(Records contained in a dataset)
================

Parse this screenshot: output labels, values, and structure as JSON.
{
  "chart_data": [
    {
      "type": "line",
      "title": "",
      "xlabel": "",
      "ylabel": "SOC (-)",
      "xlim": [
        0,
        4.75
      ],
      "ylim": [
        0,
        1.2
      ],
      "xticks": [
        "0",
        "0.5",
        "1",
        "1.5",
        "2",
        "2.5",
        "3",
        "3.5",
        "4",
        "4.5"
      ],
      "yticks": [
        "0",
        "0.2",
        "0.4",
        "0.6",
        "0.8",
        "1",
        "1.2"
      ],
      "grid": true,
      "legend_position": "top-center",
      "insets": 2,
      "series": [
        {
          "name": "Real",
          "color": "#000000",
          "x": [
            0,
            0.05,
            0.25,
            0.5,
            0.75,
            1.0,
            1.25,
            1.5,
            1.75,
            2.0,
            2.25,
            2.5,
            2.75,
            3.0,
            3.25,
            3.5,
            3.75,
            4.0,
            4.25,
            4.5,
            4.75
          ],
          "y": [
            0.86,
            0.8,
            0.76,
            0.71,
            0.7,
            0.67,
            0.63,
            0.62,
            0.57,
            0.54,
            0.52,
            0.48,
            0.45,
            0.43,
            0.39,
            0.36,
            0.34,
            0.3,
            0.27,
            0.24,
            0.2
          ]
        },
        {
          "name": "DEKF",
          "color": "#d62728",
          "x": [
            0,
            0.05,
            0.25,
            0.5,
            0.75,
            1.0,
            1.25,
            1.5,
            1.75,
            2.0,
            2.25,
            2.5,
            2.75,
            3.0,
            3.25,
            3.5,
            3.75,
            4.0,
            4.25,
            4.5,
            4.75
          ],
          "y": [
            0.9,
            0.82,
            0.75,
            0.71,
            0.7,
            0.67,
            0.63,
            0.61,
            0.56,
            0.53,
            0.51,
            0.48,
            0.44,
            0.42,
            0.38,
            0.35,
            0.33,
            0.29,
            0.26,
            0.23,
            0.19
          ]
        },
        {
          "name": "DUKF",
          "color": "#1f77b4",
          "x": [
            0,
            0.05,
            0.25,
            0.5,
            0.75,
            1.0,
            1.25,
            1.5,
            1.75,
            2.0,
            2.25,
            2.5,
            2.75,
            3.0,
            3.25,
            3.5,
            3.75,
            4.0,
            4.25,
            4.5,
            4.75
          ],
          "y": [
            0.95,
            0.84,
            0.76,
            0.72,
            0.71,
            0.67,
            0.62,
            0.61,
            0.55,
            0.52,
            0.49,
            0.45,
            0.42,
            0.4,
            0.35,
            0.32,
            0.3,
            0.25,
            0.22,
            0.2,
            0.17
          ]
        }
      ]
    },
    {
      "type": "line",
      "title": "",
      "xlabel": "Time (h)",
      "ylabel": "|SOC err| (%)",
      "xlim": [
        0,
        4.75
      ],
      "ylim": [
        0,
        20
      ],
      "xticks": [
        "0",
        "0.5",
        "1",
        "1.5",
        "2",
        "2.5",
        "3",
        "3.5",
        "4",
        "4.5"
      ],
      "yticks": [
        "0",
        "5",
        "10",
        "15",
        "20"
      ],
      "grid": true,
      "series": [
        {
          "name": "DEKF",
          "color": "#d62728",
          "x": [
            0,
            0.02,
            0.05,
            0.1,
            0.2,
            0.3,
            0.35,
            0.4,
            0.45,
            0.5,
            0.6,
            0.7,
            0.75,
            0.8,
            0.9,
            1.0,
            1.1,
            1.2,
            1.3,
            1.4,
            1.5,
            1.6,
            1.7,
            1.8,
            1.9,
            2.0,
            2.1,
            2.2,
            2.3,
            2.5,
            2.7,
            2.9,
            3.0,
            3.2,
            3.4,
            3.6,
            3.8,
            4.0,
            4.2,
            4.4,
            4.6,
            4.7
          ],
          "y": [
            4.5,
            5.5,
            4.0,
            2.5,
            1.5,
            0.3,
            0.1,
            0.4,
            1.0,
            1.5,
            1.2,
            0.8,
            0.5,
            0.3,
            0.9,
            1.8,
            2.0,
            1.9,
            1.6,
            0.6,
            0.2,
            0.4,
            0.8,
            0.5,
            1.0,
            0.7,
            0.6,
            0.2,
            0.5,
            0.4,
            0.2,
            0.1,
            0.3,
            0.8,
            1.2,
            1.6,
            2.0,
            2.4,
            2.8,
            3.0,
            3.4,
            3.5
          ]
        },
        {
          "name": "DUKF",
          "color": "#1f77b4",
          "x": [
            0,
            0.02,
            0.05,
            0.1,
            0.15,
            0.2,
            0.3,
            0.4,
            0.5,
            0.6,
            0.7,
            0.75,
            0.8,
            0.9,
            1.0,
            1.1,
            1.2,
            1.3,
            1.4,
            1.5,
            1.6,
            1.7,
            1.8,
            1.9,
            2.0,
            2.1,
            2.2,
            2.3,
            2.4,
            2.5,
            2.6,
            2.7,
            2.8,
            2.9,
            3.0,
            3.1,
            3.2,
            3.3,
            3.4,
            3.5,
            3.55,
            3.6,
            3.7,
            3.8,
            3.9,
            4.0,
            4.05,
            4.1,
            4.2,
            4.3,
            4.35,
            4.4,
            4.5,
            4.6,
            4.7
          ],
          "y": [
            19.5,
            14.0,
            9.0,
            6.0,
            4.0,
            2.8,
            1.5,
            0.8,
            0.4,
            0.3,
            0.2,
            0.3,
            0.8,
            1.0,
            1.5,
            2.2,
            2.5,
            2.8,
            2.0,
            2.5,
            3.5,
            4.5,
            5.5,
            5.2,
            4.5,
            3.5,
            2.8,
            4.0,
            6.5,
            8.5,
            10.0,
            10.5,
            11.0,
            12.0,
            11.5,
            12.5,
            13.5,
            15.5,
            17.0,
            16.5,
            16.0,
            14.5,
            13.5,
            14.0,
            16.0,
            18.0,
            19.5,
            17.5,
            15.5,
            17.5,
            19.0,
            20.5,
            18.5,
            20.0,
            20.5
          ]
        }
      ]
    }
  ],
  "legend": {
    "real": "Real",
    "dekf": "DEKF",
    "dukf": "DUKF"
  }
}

================

— THE REQUEST —
Output every line above without altering anything.

— RESPONSE TO THIS EXERCISE —
Parse this screenshot: output labels, values, and structure as JSON.
{
  "chart_data": [
    {
      "type": "line",
      "title": "",
      "xlabel": "",
      "ylabel": "SOC (-)",
      "xlim": [
        0,
        4.75
      ],
      "ylim": [
        0,
        1.2
      ],
      "xticks": [
        "0",
        "0.5",
        "1",
        "1.5",
        "2",
        "2.5",
        "3",
        "3.5",
        "4",
        "4.5"
      ],
      "yticks": [
        "0",
        "0.2",
        "0.4",
        "0.6",
        "0.8",
        "1",
        "1.2"
      ],
      "grid": true,
      "legend_position": "top-center",
      "insets": 2,
      "series": [
        {
          "name": "Real",
          "color": "#000000",
          "x": [
            0,
            0.05,
            0.25,
            0.5,
            0.75,
            1.0,
            1.25,
            1.5,
            1.75,
            2.0,
            2.25,
            2.5,
            2.75,
            3.0,
            3.25,
            3.5,
            3.75,
            4.0,
            4.25,
            4.5,
            4.75
          ],
          "y": [
            0.86,
            0.8,
            0.76,
            0.71,
            0.7,
            0.67,
            0.63,
            0.62,
            0.57,
            0.54,
            0.52,
            0.48,
            0.45,
            0.43,
            0.39,
            0.36,
            0.34,
            0.3,
            0.27,
            0.24,
            0.2
          ]
        },
        {
          "name": "DEKF",
          "color": "#d62728",
          "x": [
            0,
            0.05,
            0.25,
            0.5,
            0.75,
            1.0,
            1.25,
            1.5,
            1.75,
            2.0,
            2.25,
            2.5,
            2.75,
            3.0,
            3.25,
            3.5,
            3.75,
            4.0,
            4.25,
            4.5,
            4.75
          ],
          "y": [
            0.9,
            0.82,
            0.75,
            0.71,
            0.7,
            0.67,
            0.63,
            0.61,
            0.56,
            0.53,
            0.51,
            0.48,
            0.44,
            0.42,
            0.38,
            0.35,
            0.33,
            0.29,
            0.26,
            0.23,
            0.19
          ]
        },
        {
          "name": "DUKF",
          "color": "#1f77b4",
          "x": [
            0,
            0.05,
            0.25,
            0.5,
            0.75,
            1.0,
            1.25,
            1.5,
            1.75,
            2.0,
            2.25,
            2.5,
            2.75,
            3.0,
            3.25,
            3.5,
            3.75,
            4.0,
            4.25,
            4.5,
            4.75
          ],
          "y": [
            0.95,
            0.84,
            0.76,
            0.72,
            0.71,
            0.67,
            0.62,
            0.61,
            0.55,
            0.52,
            0.49,
            0.45,
            0.42,
            0.4,
            0.35,
            0.32,
            0.3,
            0.25,
            0.22,
            0.2,
            0.17
          ]
        }
      ]
    },
    {
      "type": "line",
      "title": "",
      "xlabel": "Time (h)",
      "ylabel": "|SOC err| (%)",
      "xlim": [
        0,
        4.75
      ],
      "ylim": [
        0,
        20
      ],
      "xticks": [
        "0",
        "0.5",
        "1",
        "1.5",
        "2",
        "2.5",
        "3",
        "3.5",
        "4",
        "4.5"
      ],
      "yticks": [
        "0",
        "5",
        "10",
        "15",
        "20"
      ],
      "grid": true,
      "series": [
        {
          "name": "DEKF",
          "color": "#d62728",
          "x": [
            0,
            0.02,
            0.05,
            0.1,
            0.2,
            0.3,
            0.35,
            0.4,
            0.45,
            0.5,
            0.6,
            0.7,
            0.75,
            0.8,
            0.9,
            1.0,
            1.1,
            1.2,
            1.3,
            1.4,
            1.5,
            1.6,
            1.7,
            1.8,
            1.9,
            2.0,
            2.1,
            2.2,
            2.3,
            2.5,
            2.7,
            2.9,
            3.0,
            3.2,
            3.4,
            3.6,
            3.8,
            4.0,
            4.2,
            4.4,
            4.6,
            4.7
          ],
          "y": [
            4.5,
            5.5,
            4.0,
            2.5,
            1.5,
            0.3,
            0.1,
            0.4,
            1.0,
            1.5,
            1.2,
            0.8,
            0.5,
            0.3,
            0.9,
            1.8,
            2.0,
            1.9,
            1.6,
            0.6,
            0.2,
            0.4,
            0.8,
            0.5,
            1.0,
            0.7,
            0.6,
            0.2,
            0.5,
            0.4,
            0.2,
            0.1,
            0.3,
            0.8,
            1.2,
            1.6,
            2.0,
            2.4,
            2.8,
            3.0,
            3.4,
            3.5
          ]
        },
        {
          "name": "DUKF",
          "color": "#1f77b4",
          "x": [
            0,
            0.02,
            0.05,
            0.1,
            0.15,
            0.2,
            0.3,
            0.4,
            0.5,
            0.6,
            0.7,
            0.75,
            0.8,
            0.9,
            1.0,
            1.1,
            1.2,
            1.3,
            1.4,
            1.5,
            1.6,
            1.7,
            1.8,
            1.9,
            2.0,
            2.1,
            2.2,
            2.3,
            2.4,
            2.5,
            2.6,
            2.7,
            2.8,
            2.9,
            3.0,
            3.1,
            3.2,
            3.3,
            3.4,
            3.5,
            3.55,
            3.6,
            3.7,
            3.8,
            3.9,
            4.0,
            4.05,
            4.1,
            4.2,
            4.3,
            4.35,
            4.4,
            4.5,
            4.6,
            4.7
          ],
          "y": [
            19.5,
            14.0,
            9.0,
            6.0,
            4.0,
            2.8,
            1.5,
            0.8,
            0.4,
            0.3,
            0.2,
            0.3,
            0.8,
            1.0,
            1.5,
            2.2,
            2.5,
            2.8,
            2.0,
            2.5,
            3.5,
            4.5,
            5.5,
            5.2,
            4.5,
            3.5,
            2.8,
            4.0,
            6.5,
            8.5,
            10.0,
            10.5,
            11.0,
            12.0,
            11.5,
            12.5,
            13.5,
            15.5,
            17.0,
            16.5,
            16.0,
            14.5,
            13.5,
            14.0,
            16.0,
            18.0,
            19.5,
            17.5,
            15.5,
            17.5,
            19.0,
            20.5,
            18.5,
            20.0,
            20.5
          ]
        }
      ]
    }
  ],
  "legend": {
    "real": "Real",
    "dekf": "DEKF",
    "dukf": "DUKF"
  }
}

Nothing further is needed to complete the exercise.